= Problem to solve =
Below is the data. Give it again, complete and exact.

= Supplied data =
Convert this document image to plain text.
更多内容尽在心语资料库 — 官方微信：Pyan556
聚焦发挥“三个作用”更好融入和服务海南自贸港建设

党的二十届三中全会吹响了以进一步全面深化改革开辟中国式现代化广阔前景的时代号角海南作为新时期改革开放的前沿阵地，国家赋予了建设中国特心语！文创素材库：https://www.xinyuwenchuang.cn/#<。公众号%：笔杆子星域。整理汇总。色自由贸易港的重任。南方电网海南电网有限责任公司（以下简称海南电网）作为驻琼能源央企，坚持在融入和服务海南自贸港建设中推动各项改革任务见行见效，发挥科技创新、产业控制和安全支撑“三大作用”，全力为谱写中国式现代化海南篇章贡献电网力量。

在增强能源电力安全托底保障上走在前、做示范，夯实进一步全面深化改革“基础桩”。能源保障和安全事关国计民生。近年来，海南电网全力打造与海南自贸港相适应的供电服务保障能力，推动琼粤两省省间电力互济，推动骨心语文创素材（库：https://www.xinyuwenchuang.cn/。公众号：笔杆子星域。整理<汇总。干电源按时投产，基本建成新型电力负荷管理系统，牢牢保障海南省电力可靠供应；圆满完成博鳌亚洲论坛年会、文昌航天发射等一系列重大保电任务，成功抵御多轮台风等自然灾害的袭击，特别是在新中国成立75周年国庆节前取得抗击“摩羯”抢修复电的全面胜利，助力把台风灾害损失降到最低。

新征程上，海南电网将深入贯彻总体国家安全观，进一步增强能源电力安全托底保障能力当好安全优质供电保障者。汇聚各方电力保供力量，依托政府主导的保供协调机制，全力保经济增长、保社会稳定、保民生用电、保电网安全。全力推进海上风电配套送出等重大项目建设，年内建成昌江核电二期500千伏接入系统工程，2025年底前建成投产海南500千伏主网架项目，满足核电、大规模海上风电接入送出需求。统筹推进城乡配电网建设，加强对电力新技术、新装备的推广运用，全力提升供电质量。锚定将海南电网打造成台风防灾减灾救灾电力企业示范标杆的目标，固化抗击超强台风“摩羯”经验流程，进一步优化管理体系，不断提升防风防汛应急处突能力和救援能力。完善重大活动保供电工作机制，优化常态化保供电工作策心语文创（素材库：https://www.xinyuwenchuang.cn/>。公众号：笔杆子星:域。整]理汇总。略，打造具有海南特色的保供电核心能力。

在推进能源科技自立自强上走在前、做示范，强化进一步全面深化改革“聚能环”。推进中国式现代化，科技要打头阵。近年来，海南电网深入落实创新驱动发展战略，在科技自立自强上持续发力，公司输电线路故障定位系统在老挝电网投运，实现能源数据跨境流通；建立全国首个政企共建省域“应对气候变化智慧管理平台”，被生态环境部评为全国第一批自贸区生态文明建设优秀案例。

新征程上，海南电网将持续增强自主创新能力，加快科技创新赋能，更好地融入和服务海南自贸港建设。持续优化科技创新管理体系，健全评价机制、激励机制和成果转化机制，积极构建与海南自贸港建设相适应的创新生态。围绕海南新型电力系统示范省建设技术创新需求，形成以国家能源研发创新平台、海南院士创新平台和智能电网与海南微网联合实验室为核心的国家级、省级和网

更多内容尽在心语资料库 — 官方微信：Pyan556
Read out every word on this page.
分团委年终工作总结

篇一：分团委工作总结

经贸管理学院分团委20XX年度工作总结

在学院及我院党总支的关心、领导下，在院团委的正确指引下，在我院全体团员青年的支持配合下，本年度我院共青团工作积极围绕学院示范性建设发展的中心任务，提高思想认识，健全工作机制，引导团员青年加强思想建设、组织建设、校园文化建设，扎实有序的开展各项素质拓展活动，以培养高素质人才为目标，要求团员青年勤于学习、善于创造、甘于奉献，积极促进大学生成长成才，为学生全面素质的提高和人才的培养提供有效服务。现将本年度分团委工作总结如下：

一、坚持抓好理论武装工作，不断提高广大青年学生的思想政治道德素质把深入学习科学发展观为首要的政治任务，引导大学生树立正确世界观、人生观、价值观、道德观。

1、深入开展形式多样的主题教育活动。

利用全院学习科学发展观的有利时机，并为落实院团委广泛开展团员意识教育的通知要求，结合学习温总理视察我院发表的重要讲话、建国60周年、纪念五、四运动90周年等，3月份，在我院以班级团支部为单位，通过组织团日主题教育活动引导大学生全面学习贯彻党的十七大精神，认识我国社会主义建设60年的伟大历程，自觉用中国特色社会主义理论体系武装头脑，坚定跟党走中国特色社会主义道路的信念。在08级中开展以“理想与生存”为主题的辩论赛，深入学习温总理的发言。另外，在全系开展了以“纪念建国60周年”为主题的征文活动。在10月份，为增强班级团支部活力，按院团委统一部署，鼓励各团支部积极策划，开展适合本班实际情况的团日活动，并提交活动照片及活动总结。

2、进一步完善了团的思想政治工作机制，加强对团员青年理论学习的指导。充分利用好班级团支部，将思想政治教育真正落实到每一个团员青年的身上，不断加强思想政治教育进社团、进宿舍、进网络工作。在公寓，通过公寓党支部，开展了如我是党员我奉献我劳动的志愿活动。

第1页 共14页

= Output of the task =
Convert this document image to plain text.
更多内容尽在心语资料库 — 官方微信：Pyan556
聚焦发挥“三个作用”更好融入和服务海南自贸港建设

党的二十届三中全会吹响了以进一步全面深化改革开辟中国式现代化广阔前景的时代号角海南作为新时期改革开放的前沿阵地，国家赋予了建设中国特心语！文创素材库：https://www.xinyuwenchuang.cn/#<。公众号%：笔杆子星域。整理汇总。色自由贸易港的重任。南方电网海南电网有限责任公司（以下简称海南电网）作为驻琼能源央企，坚持在融入和服务海南自贸港建设中推动各项改革任务见行见效，发挥科技创新、产业控制和安全支撑“三大作用”，全力为谱写中国式现代化海南篇章贡献电网力量。

在增强能源电力安全托底保障上走在前、做示范，夯实进一步全面深化改革“基础桩”。能源保障和安全事关国计民生。近年来，海南电网全力打造与海南自贸港相适应的供电服务保障能力，推动琼粤两省省间电力互济，推动骨心语文创素材（库：https://www.xinyuwenchuang.cn/。公众号：笔杆子星域。整理<汇总。干电源按时投产，基本建成新型电力负荷管理系统，牢牢保障海南省电力可靠供应；圆满完成博鳌亚洲论坛年会、文昌航天发射等一系列重大保电任务，成功抵御多轮台风等自然灾害的袭击，特别是在新中国成立75周年国庆节前取得抗击“摩羯”抢修复电的全面胜利，助力把台风灾害损失降到最低。

新征程上，海南电网将深入贯彻总体国家安全观，进一步增强能源电力安全托底保障能力当好安全优质供电保障者。汇聚各方电力保供力量，依托政府主导的保供协调机制，全力保经济增长、保社会稳定、保民生用电、保电网安全。全力推进海上风电配套送出等重大项目建设，年内建成昌江核电二期500千伏接入系统工程，2025年底前建成投产海南500千伏主网架项目，满足核电、大规模海上风电接入送出需求。统筹推进城乡配电网建设，加强对电力新技术、新装备的推广运用，全力提升供电质量。锚定将海南电网打造成台风防灾减灾救灾电力企业示范标杆的目标，固化抗击超强台风“摩羯”经验流程，进一步优化管理体系，不断提升防风防汛应急处突能力和救援能力。完善重大活动保供电工作机制，优化常态化保供电工作策心语文创（素材库：https://www.xinyuwenchuang.cn/>。公众号：笔杆子星:域。整]理汇总。略，打造具有海南特色的保供电核心能力。

在推进能源科技自立自强上走在前、做示范，强化进一步全面深化改革“聚能环”。推进中国式现代化，科技要打头阵。近年来，海南电网深入落实创新驱动发展战略，在科技自立自强上持续发力，公司输电线路故障定位系统在老挝电网投运，实现能源数据跨境流通；建立全国首个政企共建省域“应对气候变化智慧管理平台”，被生态环境部评为全国第一批自贸区生态文明建设优秀案例。

新征程上，海南电网将持续增强自主创新能力，加快科技创新赋能，更好地融入和服务海南自贸港建设。持续优化科技创新管理体系，健全评价机制、激励机制和成果转化机制，积极构建与海南自贸港建设相适应的创新生态。围绕海南新型电力系统示范省建设技术创新需求，形成以国家能源研发创新平台、海南院士创新平台和智能电网与海南微网联合实验室为核心的国家级、省级和网

更多内容尽在心语资料库 — 官方微信：Pyan556
Read out every word on this page.
分团委年终工作总结

篇一：分团委工作总结

经贸管理学院分团委20XX年度工作总结

在学院及我院党总支的关心、领导下，在院团委的正确指引下，在我院全体团员青年的支持配合下，本年度我院共青团工作积极围绕学院示范性建设发展的中心任务，提高思想认识，健全工作机制，引导团员青年加强思想建设、组织建设、校园文化建设，扎实有序的开展各项素质拓展活动，以培养高素质人才为目标，要求团员青年勤于学习、善于创造、甘于奉献，积极促进大学生成长成才，为学生全面素质的提高和人才的培养提供有效服务。现将本年度分团委工作总结如下：

一、坚持抓好理论武装工作，不断提高广大青年学生的思想政治道德素质把深入学习科学发展观为首要的政治任务，引导大学生树立正确世界观、人生观、价值观、道德观。

1、深入开展形式多样的主题教育活动。

利用全院学习科学发展观的有利时机，并为落实院团委广泛开展团员意识教育的通知要求，结合学习温总理视察我院发表的重要讲话、建国60周年、纪念五、四运动90周年等，3月份，在我院以班级团支部为单位，通过组织团日主题教育活动引导大学生全面学习贯彻党的十七大精神，认识我国社会主义建设60年的伟大历程，自觉用中国特色社会主义理论体系武装头脑，坚定跟党走中国特色社会主义道路的信念。在08级中开展以“理想与生存”为主题的辩论赛，深入学习温总理的发言。另外，在全系开展了以“纪念建国60周年”为主题的征文活动。在10月份，为增强班级团支部活力，按院团委统一部署，鼓励各团支部积极策划，开展适合本班实际情况的团日活动，并提交活动照片及活动总结。

2、进一步完善了团的思想政治工作机制，加强对团员青年理论学习的指导。充分利用好班级团支部，将思想政治教育真正落实到每一个团员青年的身上，不断加强思想政治教育进社团、进宿舍、进网络工作。在公寓，通过公寓党支部，开展了如我是党员我奉献我劳动的志愿活动。

第1页 共14页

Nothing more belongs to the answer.